Provided data
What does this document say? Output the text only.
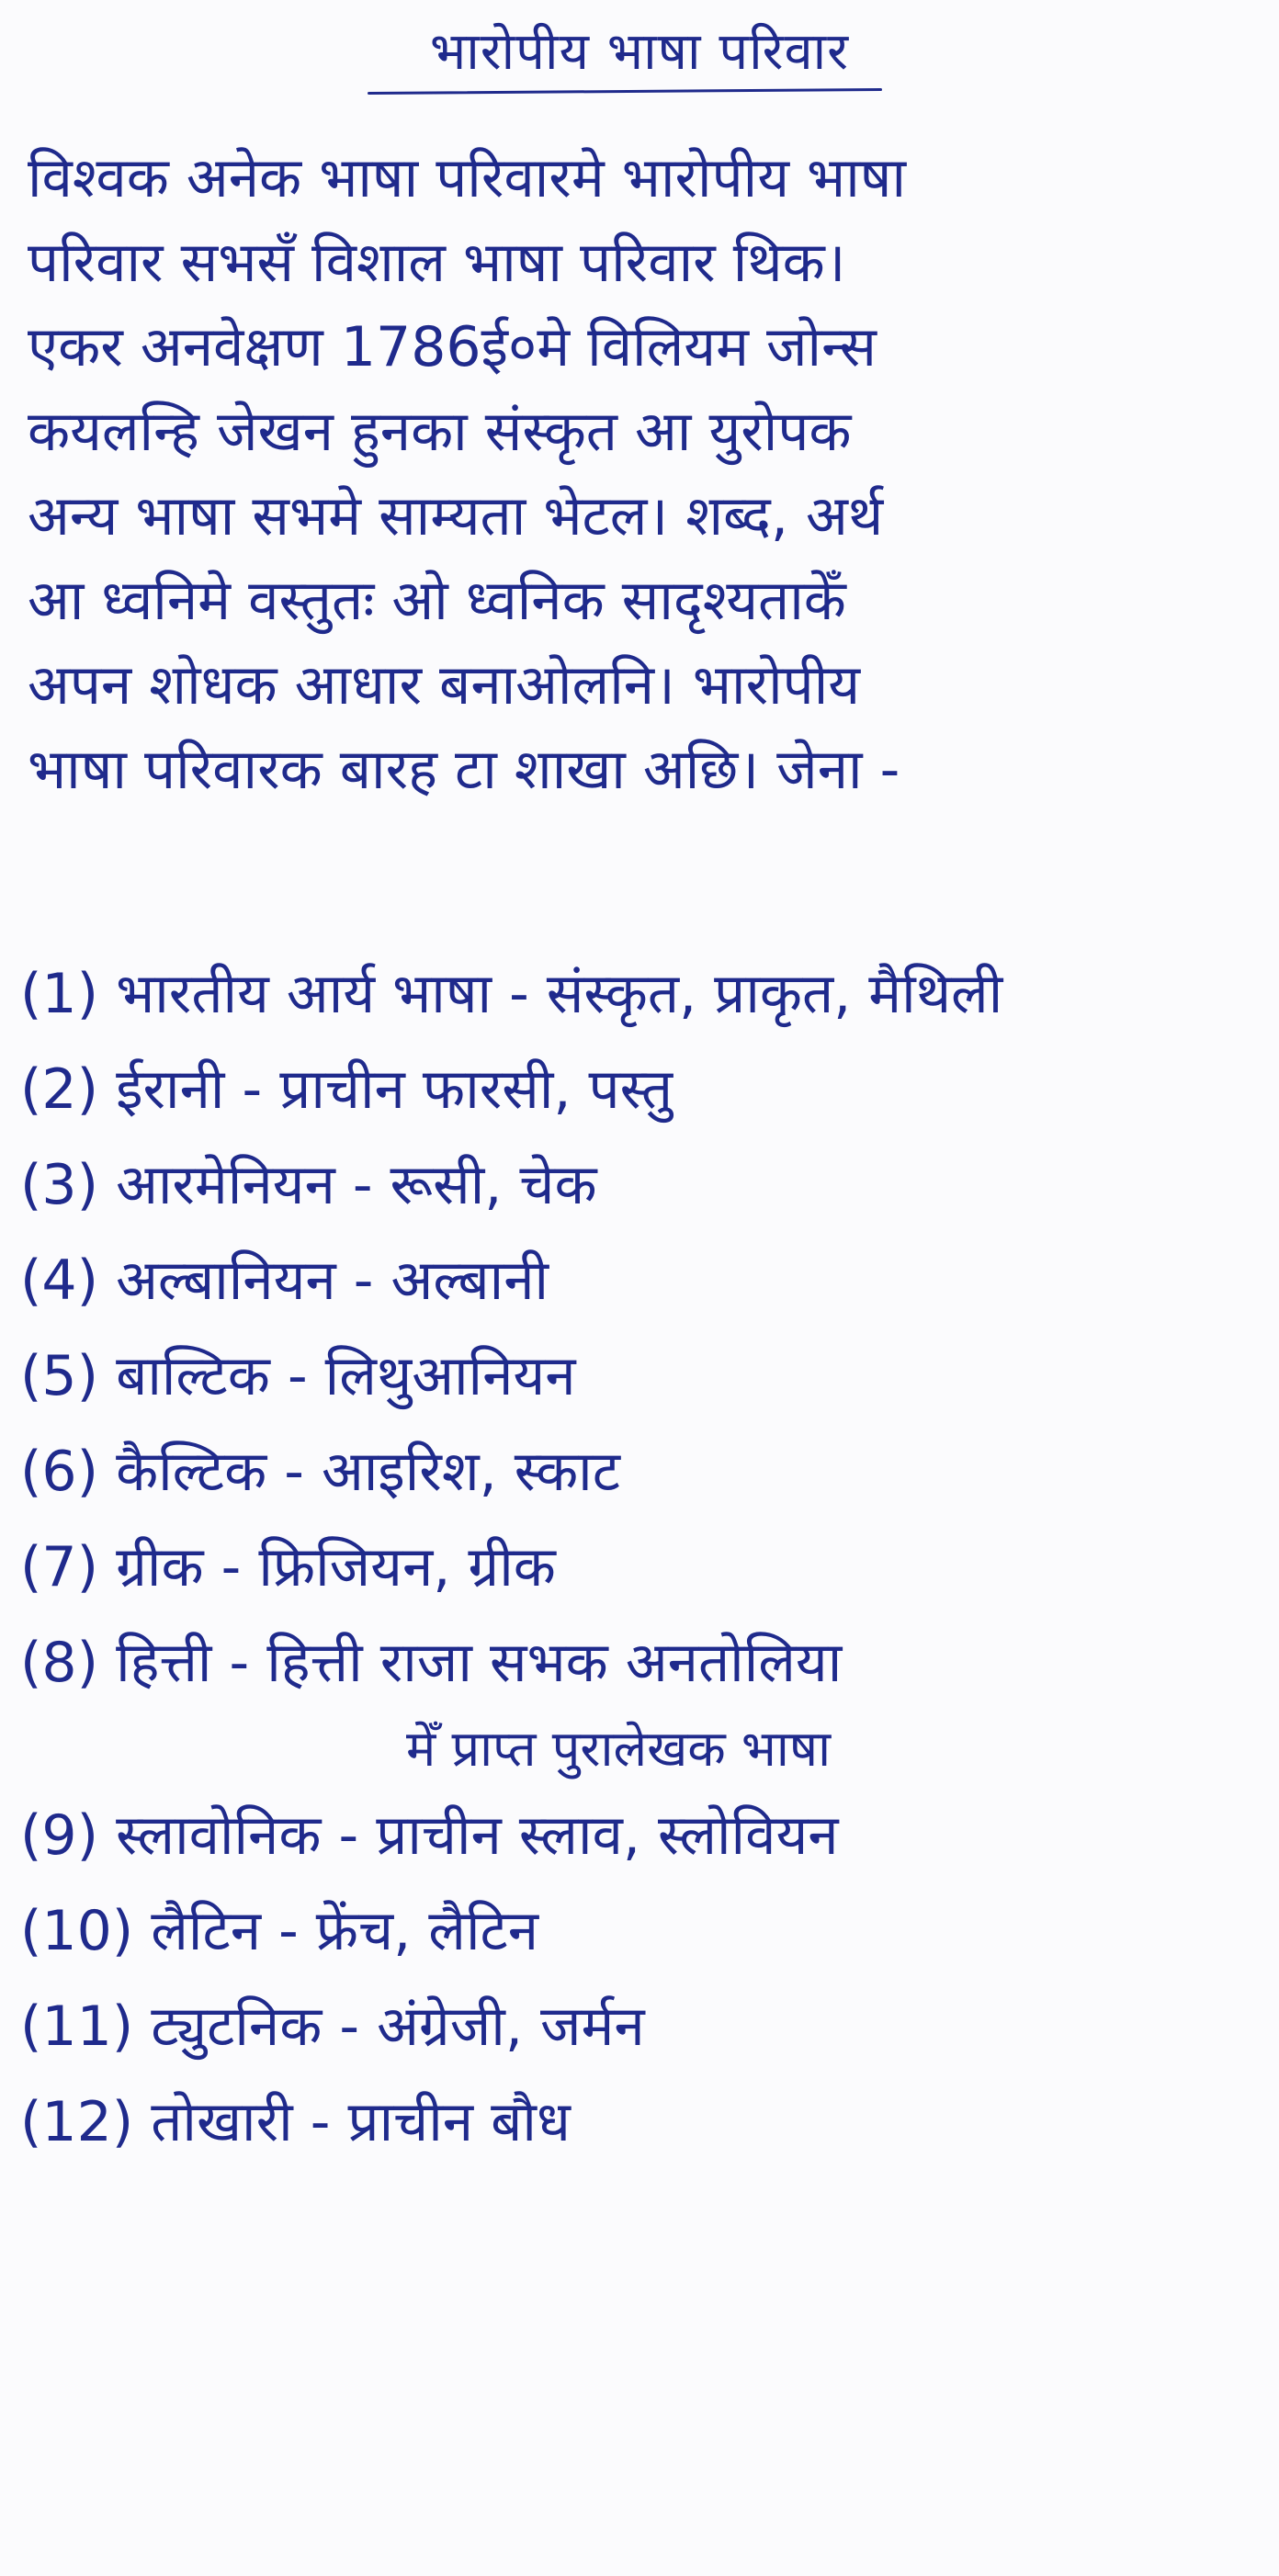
भारोपीय भाषा परिवार
विश्वक अनेक भाषा परिवारमे भारोपीय भाषा
परिवार सभसँ विशाल भाषा परिवार थिक।
एकर अनवेक्षण 1786ई०मे विलियम जोन्स
कयलन्हि जेखन हुनका संस्कृत आ युरोपक
अन्य भाषा सभमे साम्यता भेटल। शब्द, अर्थ
आ ध्वनिमे वस्तुतः ओ ध्वनिक सादृश्यताकेँ
अपन शोधक आधार बनाओलनि। भारोपीय
भाषा परिवारक बारह टा शाखा अछि। जेना -
(1) भारतीय आर्य भाषा - संस्कृत, प्राकृत, मैथिली
(2) ईरानी - प्राचीन फारसी, पस्तु
(3) आरमेनियन - रूसी, चेक
(4) अल्बानियन - अल्बानी
(5) बाल्टिक - लिथुआनियन
(6) कैल्टिक - आइरिश, स्काट
(7) ग्रीक - फ्रिजियन, ग्रीक
(8) हित्ती - हित्ती राजा सभक अनतोलिया
मेँ प्राप्त पुरालेखक भाषा
(9) स्लावोनिक - प्राचीन स्लाव, स्लोवियन
(10) लैटिन - फ्रेंच, लैटिन
(11) ट्युटनिक - अंग्रेजी, जर्मन
(12) तोखारी - प्राचीन बौध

Task goal
Leave the pictures out, and transcribe each of the records exactly.

Solution
What does this document say? Output the text only.
भारोपीय भाषा परिवार
विश्वक अनेक भाषा परिवारमे भारोपीय भाषा
परिवार सभसँ विशाल भाषा परिवार थिक।
एकर अनवेक्षण 1786ई०मे विलियम जोन्स
कयलन्हि जेखन हुनका संस्कृत आ युरोपक
अन्य भाषा सभमे साम्यता भेटल। शब्द, अर्थ
आ ध्वनिमे वस्तुतः ओ ध्वनिक सादृश्यताकेँ
अपन शोधक आधार बनाओलनि। भारोपीय
भाषा परिवारक बारह टा शाखा अछि। जेना -
(1) भारतीय आर्य भाषा - संस्कृत, प्राकृत, मैथिली
(2) ईरानी - प्राचीन फारसी, पस्तु
(3) आरमेनियन - रूसी, चेक
(4) अल्बानियन - अल्बानी
(5) बाल्टिक - लिथुआनियन
(6) कैल्टिक - आइरिश, स्काट
(7) ग्रीक - फ्रिजियन, ग्रीक
(8) हित्ती - हित्ती राजा सभक अनतोलिया
मेँ प्राप्त पुरालेखक भाषा
(9) स्लावोनिक - प्राचीन स्लाव, स्लोवियन
(10) लैटिन - फ्रेंच, लैटिन
(11) ट्युटनिक - अंग्रेजी, जर्मन
(12) तोखारी - प्राचीन बौध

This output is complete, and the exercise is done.